Dataset excerpt:
◆ ◆ ◆

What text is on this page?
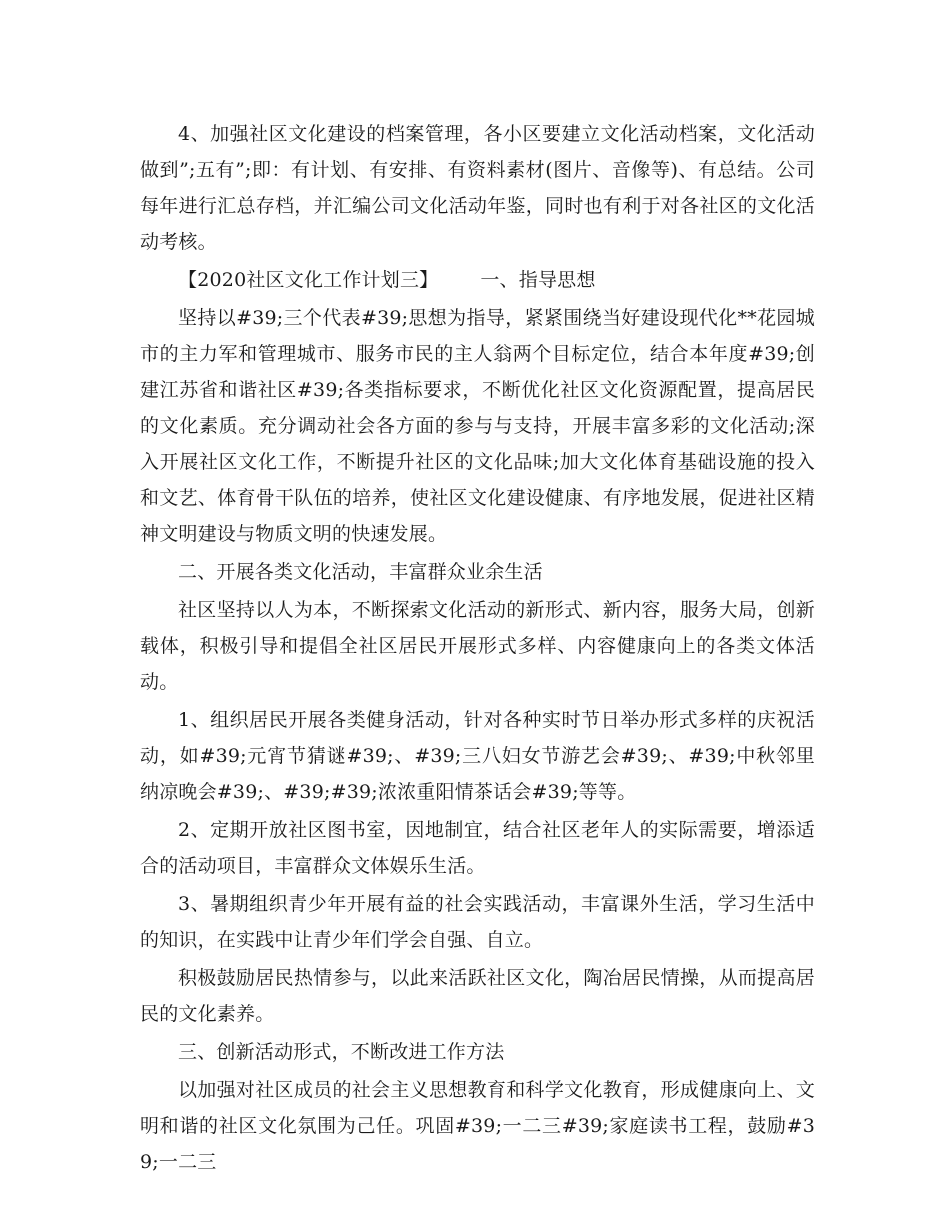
4、加强社区文化建设的档案管理，各小区要建立文化活动档案，文化活动做到”;五有”;即：有计划、有安排、有资料素材(图片、音像等)、有总结。公司每年进行汇总存档，并汇编公司文化活动年鉴，同时也有利于对各社区的文化活动考核。

【2020社区文化工作计划三】 一、指导思想

坚持以#39;三个代表#39;思想为指导，紧紧围绕当好建设现代化**花园城市的主力军和管理城市、服务市民的主人翁两个目标定位，结合本年度#39;创建江苏省和谐社区#39;各类指标要求，不断优化社区文化资源配置，提高居民的文化素质。充分调动社会各方面的参与与支持，开展丰富多彩的文化活动;深入开展社区文化工作，不断提升社区的文化品味;加大文化体育基础设施的投入和文艺、体育骨干队伍的培养，使社区文化建设健康、有序地发展，促进社区精神文明建设与物质文明的快速发展。

二、开展各类文化活动，丰富群众业余生活

社区坚持以人为本，不断探索文化活动的新形式、新内容，服务大局，创新载体，积极引导和提倡全社区居民开展形式多样、内容健康向上的各类文体活动。

1、组织居民开展各类健身活动，针对各种实时节日举办形式多样的庆祝活动，如#39;元宵节猜谜#39;、#39;三八妇女节游艺会#39;、#39;中秋邻里纳凉晚会#39;、#39;#39;浓浓重阳情茶话会#39;等等。

2、定期开放社区图书室，因地制宜，结合社区老年人的实际需要，增添适合的活动项目，丰富群众文体娱乐生活。

3、暑期组织青少年开展有益的社会实践活动，丰富课外生活，学习生活中的知识，在实践中让青少年们学会自强、自立。

积极鼓励居民热情参与，以此来活跃社区文化，陶冶居民情操，从而提高居民的文化素养。

三、创新活动形式，不断改进工作方法

以加强对社区成员的社会主义思想教育和科学文化教育，形成健康向上、文明和谐的社区文化氛围为己任。巩固#39;一二三#39;家庭读书工程，鼓励#39;一二三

◆ ◆ ◆

_Written task_. Pictures are excluded; repeat every record exactly.

_Expected output_.
What text is on this page?
4、加强社区文化建设的档案管理，各小区要建立文化活动档案，文化活动做到”;五有”;即：有计划、有安排、有资料素材(图片、音像等)、有总结。公司每年进行汇总存档，并汇编公司文化活动年鉴，同时也有利于对各社区的文化活动考核。

【2020社区文化工作计划三】 一、指导思想

坚持以#39;三个代表#39;思想为指导，紧紧围绕当好建设现代化**花园城市的主力军和管理城市、服务市民的主人翁两个目标定位，结合本年度#39;创建江苏省和谐社区#39;各类指标要求，不断优化社区文化资源配置，提高居民的文化素质。充分调动社会各方面的参与与支持，开展丰富多彩的文化活动;深入开展社区文化工作，不断提升社区的文化品味;加大文化体育基础设施的投入和文艺、体育骨干队伍的培养，使社区文化建设健康、有序地发展，促进社区精神文明建设与物质文明的快速发展。

二、开展各类文化活动，丰富群众业余生活

社区坚持以人为本，不断探索文化活动的新形式、新内容，服务大局，创新载体，积极引导和提倡全社区居民开展形式多样、内容健康向上的各类文体活动。

1、组织居民开展各类健身活动，针对各种实时节日举办形式多样的庆祝活动，如#39;元宵节猜谜#39;、#39;三八妇女节游艺会#39;、#39;中秋邻里纳凉晚会#39;、#39;#39;浓浓重阳情茶话会#39;等等。

2、定期开放社区图书室，因地制宜，结合社区老年人的实际需要，增添适合的活动项目，丰富群众文体娱乐生活。

3、暑期组织青少年开展有益的社会实践活动，丰富课外生活，学习生活中的知识，在实践中让青少年们学会自强、自立。

积极鼓励居民热情参与，以此来活跃社区文化，陶冶居民情操，从而提高居民的文化素养。

三、创新活动形式，不断改进工作方法

以加强对社区成员的社会主义思想教育和科学文化教育，形成健康向上、文明和谐的社区文化氛围为己任。巩固#39;一二三#39;家庭读书工程，鼓励#39;一二三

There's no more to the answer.